SELECTED PASSAGE>
* start *

Temple’s second significant international intervention came later in his career, after he had retired. Again, the challenge was to sort out an international impasse, this time in radio spectrum for 5G. New generations of mobile telecoms come along every decade or so. Every generation has its limits “baked in”, Temple explains. “The whole idea of the technology generation change is to break those limitations and to be able to carry on expanding the market and capabilities.”

A 4G small cell tower in a green field at the University of Surrey.

A 4G small cell tower that is part of the University of Surrey 5G Test Bed

Around 2012, people started thinking about what 5G would do. Temple believes that talks about that future spun in the wrong direction. He observed that the millimetre-wave components industry had quickly climbed on board, after hearing that 5G might use spectrum around 28 GHz. That would open up the billion-dollar market to them. “They more or less hijacked 5G.” Between 2012 and 2015 everyone just assumed 5G would use 28 GHz. The entire focus was on an International Telecommunication Union conference in 2015 to turn it into a world-wide allocation. To everyone’s shock, the conference decided the 28 GHz band was not going to be available in Europe for 5G. All that investment in the new technology and no bandwidth to roll it out in meant that the wheels had just fallen off the 5G bandwagon in Europe.

By then, Temple was a visiting professor in the 5G Innovation Centre (5GIC) at the University of Surrey. Unbeknown to Temple, Professor Rahim Tafazolli, the head of the 5GIC, was watching the 5G fiasco unfold. Call in Temple, was Tafazolli’s suggestion. “He didn’t ask me. He just said ‘I’ve told the guys in Brussels that if anybody can sort this out you can’.”

He didn’t ask me. He just said ‘I’ve told the guys in Brussels that if anybody can sort this out you can

A table showing the corresponding revolution and the channel limit for data for the mobile generations between 1G and 5G.

Simplified guide to cellular mobile technology generations

Once again, Temple was confronting a politically messy state of affairs. But where to begin? “I hadn’t got a clue. I had been out of spectrum management for a great deal of time.” Temple soon discovered that politics, spectrum and technology standards had become separated into watertight compartments. Talking about specific bands in the research community had also become frowned upon. “Because spectrum was bought and sold for billions, companies had regulatory affairs people in the mobile companies, whose job was focusing on specific spectrum bands.” Temple’s next ‘little invention’ came to the rescue. He asked himself how the research community could give itself a license to talk freely about specific spectrum bands. He cooked up something he called the ‘5G Pioneer Band’. His argument was “let’s talk about the bands we would use for our research testbeds that would stand the best chance of being the same bands that would be rolled out commercially”. That freed up conversations to talk about what commercially viable solutions might look like.

Temple said that 5G started in the wrong place in 2012. Everyone had embraced the assumption that 5G band would use 28 GHz before they had even looked at the problems 5G was setting out to solve. The 28 GHz spectrum band would provide massive data transfer rates for very nearby devices, but anything further away would be left in what Temple describes as “great valleys of darkness”. The band was hopeless for covering wide areas. It would be taking out the great selling point of the personal smart phone – using it anywhere.

* end *

REQUIREMENT A> In the 5G spectrum passage, what name did Temple give to the idea that let researchers talk freely about specific spectrum bands?

SUPPLIED ENTRIES>

* start *

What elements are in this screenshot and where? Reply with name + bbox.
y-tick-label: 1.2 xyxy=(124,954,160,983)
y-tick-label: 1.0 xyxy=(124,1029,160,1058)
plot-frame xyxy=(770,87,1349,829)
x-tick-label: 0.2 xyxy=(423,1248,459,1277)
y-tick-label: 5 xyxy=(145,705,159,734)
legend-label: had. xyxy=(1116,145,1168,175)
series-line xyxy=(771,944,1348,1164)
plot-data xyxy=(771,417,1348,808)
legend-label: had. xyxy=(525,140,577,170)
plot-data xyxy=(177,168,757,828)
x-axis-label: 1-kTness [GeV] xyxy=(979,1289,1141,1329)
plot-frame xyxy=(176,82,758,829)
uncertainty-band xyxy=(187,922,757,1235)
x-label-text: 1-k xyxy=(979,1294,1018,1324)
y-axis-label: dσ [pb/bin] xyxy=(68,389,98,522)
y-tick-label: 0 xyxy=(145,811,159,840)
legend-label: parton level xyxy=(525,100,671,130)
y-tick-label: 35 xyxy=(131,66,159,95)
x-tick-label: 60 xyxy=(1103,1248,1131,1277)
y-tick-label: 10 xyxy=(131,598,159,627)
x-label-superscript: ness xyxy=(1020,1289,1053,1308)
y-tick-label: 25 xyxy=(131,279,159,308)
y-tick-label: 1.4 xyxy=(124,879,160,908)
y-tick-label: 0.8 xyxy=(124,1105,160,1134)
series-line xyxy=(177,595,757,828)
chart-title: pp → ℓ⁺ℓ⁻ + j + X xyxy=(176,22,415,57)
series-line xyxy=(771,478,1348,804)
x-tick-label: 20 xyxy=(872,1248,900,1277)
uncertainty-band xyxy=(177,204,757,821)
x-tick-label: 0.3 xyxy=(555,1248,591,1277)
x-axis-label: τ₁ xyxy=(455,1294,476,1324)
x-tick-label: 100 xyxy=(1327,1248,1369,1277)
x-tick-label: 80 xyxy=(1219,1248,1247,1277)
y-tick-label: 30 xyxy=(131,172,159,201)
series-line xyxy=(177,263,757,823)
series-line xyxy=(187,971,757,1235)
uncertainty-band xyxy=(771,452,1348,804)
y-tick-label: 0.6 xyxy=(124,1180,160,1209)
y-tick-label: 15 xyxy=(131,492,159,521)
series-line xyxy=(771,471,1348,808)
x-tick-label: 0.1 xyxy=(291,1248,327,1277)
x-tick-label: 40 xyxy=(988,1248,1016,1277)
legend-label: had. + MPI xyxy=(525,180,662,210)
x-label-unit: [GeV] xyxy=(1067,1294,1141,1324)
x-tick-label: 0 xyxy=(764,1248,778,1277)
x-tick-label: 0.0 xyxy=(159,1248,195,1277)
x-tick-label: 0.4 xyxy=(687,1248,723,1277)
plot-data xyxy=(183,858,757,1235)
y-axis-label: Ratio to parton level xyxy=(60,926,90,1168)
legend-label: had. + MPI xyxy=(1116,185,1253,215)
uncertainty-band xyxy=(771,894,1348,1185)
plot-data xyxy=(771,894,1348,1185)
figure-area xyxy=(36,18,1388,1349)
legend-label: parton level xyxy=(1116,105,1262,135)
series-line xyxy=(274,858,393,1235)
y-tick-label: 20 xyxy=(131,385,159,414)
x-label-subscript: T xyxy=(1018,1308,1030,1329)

* end *

REQUIREMENT B> Please reproduce the rows verbatim, starting at the first row and ending at the row that contains "x-tick-label: 0.2 xyxy=(423,1248,459,1277)", with both of those rows included.

EXERCISE RESULT A> He called it the "5G Pioneer Band."

EXERCISE RESULT B>
What elements are in this screenshot and where? Reply with name + bbox.
y-tick-label: 1.2 xyxy=(124,954,160,983)
y-tick-label: 1.0 xyxy=(124,1029,160,1058)
plot-frame xyxy=(770,87,1349,829)
x-tick-label: 0.2 xyxy=(423,1248,459,1277)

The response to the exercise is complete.